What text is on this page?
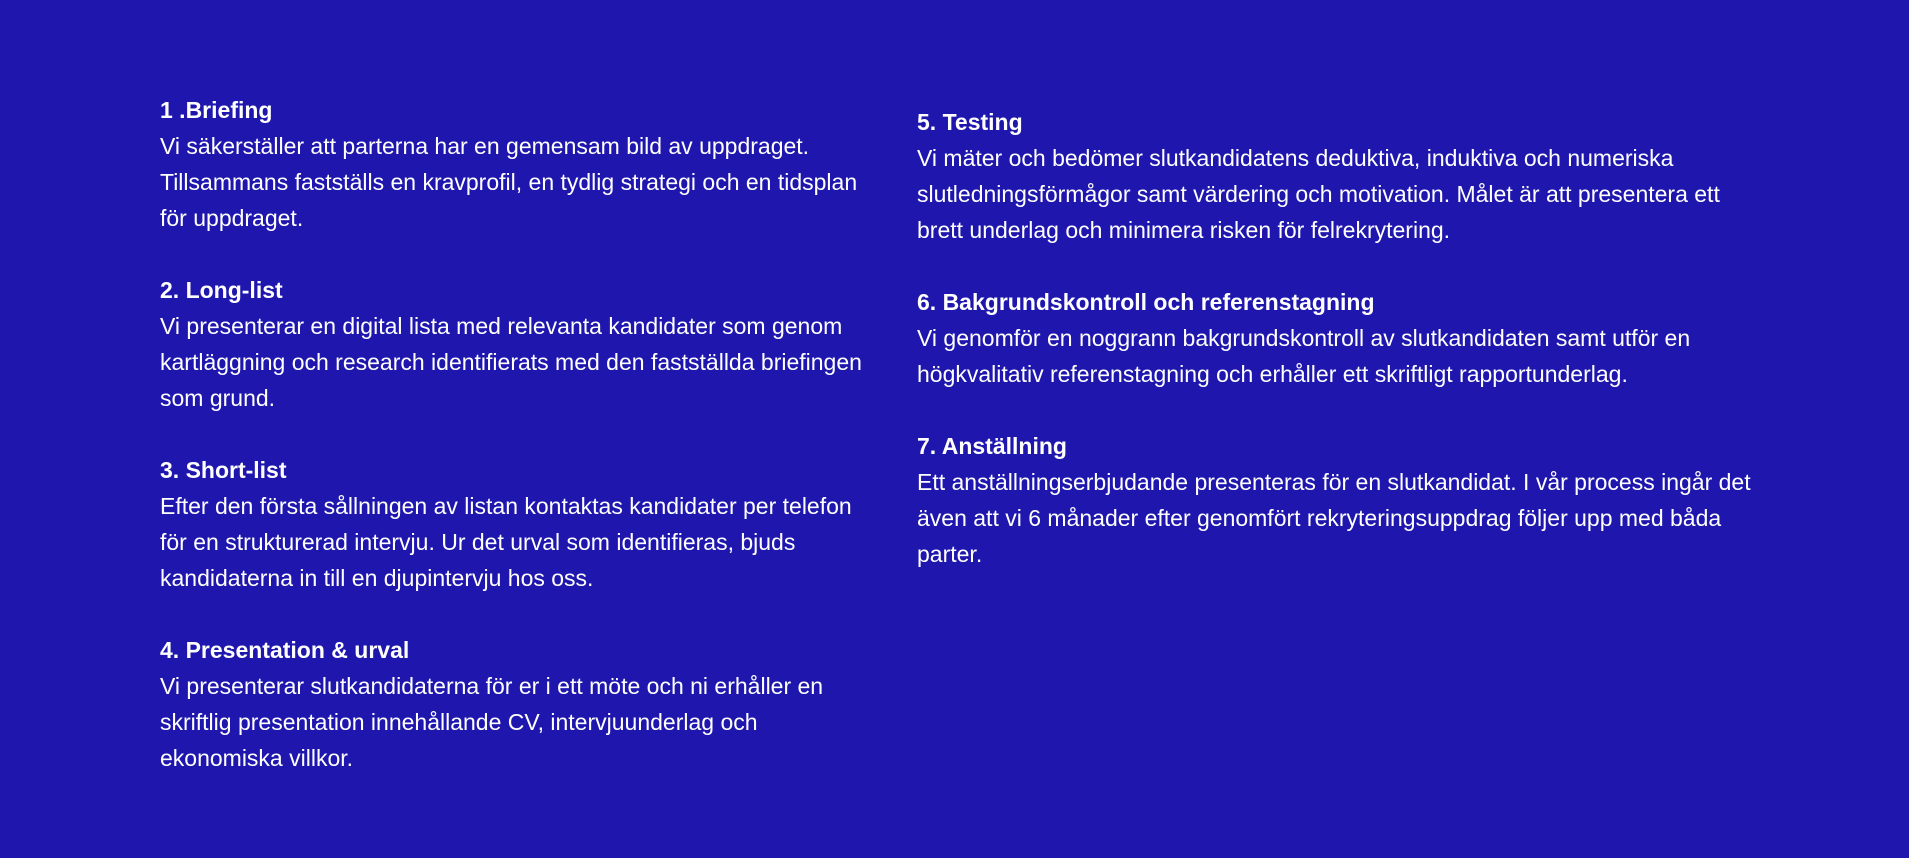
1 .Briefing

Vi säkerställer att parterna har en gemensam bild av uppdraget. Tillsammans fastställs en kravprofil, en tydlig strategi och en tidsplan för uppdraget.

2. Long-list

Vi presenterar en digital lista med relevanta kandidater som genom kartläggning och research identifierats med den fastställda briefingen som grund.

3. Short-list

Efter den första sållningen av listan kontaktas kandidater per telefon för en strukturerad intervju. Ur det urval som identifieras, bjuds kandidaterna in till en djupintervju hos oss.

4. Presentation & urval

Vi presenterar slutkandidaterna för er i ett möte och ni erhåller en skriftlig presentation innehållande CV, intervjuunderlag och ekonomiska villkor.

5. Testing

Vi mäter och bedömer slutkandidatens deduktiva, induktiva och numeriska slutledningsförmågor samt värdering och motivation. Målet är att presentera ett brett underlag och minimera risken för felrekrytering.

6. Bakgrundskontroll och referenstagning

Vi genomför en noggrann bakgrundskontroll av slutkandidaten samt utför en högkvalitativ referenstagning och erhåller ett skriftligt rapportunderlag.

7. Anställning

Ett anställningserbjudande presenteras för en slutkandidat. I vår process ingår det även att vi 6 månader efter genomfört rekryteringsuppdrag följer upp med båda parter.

* * *

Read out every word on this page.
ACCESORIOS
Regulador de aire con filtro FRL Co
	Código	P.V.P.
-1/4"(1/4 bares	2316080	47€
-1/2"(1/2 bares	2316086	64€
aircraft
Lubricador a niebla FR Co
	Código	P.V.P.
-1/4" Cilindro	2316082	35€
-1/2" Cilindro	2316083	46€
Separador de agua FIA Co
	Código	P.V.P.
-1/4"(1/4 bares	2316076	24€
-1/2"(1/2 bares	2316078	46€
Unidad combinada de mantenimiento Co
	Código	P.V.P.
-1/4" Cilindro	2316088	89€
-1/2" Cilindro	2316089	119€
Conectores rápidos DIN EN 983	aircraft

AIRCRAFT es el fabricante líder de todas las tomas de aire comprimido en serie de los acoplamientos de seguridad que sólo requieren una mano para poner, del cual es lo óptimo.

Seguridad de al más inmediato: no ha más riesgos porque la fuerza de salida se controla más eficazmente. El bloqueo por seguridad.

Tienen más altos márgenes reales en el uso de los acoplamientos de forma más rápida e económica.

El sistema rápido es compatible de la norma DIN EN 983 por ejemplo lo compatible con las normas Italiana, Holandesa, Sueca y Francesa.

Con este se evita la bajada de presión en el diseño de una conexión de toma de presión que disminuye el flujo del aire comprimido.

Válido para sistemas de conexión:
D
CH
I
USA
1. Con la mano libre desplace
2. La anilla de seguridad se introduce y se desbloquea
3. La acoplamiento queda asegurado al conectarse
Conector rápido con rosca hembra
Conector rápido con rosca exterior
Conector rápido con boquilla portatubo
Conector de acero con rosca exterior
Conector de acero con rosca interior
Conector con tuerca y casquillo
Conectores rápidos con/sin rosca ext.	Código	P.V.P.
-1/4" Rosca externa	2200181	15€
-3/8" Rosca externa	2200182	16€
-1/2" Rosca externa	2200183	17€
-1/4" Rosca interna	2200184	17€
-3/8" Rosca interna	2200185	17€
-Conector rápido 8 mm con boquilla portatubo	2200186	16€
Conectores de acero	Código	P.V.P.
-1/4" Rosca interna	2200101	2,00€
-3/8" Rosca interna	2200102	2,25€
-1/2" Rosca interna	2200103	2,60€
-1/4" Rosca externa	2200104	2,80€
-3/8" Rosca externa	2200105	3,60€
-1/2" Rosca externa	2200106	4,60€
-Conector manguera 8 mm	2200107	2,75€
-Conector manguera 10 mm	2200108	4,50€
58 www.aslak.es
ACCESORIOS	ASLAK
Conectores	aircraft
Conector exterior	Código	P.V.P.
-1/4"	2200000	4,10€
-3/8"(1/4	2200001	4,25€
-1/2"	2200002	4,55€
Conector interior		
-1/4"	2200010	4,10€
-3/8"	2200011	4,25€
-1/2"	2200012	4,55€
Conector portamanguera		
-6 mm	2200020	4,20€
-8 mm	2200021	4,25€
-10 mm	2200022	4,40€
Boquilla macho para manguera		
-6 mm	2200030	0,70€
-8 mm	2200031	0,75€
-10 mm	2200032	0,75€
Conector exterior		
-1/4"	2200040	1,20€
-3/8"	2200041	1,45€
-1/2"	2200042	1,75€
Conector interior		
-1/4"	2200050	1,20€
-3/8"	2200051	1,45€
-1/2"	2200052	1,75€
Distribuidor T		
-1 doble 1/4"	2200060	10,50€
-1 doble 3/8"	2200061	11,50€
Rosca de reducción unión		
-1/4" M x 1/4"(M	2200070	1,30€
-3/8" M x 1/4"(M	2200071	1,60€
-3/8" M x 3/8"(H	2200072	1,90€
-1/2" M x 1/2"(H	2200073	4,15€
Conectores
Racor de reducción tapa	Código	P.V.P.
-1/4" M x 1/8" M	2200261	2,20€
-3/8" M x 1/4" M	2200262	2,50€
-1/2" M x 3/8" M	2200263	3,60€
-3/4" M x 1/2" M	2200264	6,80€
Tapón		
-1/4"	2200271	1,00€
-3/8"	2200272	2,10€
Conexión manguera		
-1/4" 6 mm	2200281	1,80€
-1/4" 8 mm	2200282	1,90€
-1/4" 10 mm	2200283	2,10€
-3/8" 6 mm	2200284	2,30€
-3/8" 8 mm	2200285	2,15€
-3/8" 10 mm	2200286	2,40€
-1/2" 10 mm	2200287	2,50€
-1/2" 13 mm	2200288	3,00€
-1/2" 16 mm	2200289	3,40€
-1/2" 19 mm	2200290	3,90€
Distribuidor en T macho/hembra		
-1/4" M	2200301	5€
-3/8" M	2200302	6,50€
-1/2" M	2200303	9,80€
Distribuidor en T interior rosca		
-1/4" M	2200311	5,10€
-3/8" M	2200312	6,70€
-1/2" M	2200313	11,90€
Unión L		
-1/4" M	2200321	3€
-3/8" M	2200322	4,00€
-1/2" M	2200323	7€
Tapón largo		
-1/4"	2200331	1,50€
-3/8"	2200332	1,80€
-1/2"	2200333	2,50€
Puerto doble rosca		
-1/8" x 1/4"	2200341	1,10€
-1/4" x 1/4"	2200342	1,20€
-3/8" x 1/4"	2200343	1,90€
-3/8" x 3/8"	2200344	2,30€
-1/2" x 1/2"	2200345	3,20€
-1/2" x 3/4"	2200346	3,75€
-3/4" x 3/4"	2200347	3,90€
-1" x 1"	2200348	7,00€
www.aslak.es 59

Description of the task | Once you have counted the lines above that hold the word "reducción", report only that total.

Task result | 2